What is the count of lines that hold the word "TradingView"? Give only the number.

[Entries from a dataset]
^^^^^^^^

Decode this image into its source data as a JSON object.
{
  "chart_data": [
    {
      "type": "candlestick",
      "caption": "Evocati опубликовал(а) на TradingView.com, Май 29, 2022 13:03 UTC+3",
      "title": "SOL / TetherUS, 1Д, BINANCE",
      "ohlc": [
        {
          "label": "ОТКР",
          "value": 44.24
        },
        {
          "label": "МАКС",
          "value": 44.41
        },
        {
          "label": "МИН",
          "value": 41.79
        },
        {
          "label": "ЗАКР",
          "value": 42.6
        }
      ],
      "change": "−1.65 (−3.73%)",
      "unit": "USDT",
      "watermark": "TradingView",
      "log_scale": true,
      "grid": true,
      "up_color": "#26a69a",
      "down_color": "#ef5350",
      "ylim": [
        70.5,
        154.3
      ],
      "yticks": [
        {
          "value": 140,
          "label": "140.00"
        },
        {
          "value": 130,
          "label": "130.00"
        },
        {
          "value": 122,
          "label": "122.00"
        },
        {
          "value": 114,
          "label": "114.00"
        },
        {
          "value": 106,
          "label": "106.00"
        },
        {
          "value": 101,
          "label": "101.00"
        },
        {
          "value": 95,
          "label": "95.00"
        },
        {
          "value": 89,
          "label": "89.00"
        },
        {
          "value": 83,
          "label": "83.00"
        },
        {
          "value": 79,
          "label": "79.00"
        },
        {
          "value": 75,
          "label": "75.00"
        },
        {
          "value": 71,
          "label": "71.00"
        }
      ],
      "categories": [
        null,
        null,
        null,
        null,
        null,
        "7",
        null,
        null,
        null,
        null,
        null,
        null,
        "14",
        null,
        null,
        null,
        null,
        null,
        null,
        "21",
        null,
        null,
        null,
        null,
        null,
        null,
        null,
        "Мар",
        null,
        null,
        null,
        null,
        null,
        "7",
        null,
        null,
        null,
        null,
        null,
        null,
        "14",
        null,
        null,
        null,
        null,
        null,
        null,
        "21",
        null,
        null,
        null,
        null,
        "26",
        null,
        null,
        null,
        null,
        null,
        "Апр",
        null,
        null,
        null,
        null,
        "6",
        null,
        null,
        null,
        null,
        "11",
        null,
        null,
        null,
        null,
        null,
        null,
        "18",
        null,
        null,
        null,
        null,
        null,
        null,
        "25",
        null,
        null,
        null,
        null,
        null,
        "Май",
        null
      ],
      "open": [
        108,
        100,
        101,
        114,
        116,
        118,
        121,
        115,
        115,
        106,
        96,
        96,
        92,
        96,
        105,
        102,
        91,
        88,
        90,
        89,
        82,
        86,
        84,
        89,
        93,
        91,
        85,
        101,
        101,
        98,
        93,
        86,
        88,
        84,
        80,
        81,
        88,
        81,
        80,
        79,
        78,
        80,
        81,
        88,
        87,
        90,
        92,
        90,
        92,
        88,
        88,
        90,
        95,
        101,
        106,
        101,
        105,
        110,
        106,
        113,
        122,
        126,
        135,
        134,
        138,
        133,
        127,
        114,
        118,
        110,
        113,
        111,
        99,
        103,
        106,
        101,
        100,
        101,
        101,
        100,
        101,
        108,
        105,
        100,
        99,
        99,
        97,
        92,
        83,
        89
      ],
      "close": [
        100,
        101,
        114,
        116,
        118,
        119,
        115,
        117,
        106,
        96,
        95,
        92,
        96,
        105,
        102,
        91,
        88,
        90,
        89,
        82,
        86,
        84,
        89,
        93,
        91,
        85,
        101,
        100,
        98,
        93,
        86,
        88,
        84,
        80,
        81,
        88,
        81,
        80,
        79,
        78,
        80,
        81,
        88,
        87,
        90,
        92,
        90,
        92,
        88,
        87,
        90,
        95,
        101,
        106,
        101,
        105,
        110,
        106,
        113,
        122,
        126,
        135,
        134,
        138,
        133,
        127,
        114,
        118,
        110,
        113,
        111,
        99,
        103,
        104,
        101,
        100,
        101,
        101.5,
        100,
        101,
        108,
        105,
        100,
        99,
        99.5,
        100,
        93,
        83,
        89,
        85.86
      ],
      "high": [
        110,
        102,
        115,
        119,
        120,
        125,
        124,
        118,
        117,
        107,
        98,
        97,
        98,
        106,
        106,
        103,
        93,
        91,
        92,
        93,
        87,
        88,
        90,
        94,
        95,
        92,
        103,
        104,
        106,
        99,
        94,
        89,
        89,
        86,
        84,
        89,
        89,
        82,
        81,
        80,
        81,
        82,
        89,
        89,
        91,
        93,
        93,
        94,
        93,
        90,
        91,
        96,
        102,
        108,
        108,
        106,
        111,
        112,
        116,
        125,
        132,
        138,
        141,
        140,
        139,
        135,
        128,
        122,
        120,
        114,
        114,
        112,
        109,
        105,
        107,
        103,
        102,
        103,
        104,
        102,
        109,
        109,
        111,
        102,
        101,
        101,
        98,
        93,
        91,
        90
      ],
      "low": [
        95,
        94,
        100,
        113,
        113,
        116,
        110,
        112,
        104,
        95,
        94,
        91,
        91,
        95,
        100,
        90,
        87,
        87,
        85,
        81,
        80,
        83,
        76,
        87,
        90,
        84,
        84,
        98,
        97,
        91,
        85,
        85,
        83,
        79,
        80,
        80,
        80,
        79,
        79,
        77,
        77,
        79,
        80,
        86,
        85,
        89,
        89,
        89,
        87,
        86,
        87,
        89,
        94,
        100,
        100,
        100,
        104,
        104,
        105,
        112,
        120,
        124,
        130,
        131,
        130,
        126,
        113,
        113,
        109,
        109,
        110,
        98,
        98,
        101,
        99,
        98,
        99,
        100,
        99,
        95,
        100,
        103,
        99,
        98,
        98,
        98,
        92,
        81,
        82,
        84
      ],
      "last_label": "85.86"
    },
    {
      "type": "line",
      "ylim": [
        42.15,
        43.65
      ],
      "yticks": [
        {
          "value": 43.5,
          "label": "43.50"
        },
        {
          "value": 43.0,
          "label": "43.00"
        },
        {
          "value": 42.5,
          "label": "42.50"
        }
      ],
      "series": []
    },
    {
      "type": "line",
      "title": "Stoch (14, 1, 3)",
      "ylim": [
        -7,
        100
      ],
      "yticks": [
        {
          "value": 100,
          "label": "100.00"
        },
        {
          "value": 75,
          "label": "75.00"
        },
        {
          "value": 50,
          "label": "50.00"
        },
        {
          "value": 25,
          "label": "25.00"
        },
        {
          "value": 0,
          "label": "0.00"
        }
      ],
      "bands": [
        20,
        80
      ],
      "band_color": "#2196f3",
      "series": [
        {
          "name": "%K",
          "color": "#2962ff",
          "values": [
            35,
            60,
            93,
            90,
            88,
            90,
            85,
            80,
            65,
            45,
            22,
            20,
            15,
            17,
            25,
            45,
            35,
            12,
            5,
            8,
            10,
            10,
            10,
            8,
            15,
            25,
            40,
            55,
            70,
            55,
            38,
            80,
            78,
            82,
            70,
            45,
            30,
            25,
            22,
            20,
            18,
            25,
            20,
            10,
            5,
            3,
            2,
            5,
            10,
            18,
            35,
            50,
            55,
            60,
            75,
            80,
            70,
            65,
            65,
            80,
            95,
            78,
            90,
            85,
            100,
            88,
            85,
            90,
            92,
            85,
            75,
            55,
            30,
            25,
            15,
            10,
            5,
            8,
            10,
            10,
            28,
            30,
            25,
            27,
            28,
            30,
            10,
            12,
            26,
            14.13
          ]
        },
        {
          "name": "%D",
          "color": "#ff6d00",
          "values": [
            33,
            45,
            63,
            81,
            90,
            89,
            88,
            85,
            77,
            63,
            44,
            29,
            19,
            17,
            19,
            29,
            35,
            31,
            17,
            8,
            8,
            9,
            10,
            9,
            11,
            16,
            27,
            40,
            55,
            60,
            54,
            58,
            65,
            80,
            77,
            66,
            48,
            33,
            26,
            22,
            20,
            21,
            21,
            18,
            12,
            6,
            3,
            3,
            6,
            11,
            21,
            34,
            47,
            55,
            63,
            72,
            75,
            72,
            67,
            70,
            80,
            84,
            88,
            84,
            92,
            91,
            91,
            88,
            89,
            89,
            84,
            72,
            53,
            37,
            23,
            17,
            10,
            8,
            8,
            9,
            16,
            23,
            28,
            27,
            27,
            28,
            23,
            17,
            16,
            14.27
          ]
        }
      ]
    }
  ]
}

^^^^^^^^

**The answer**. 2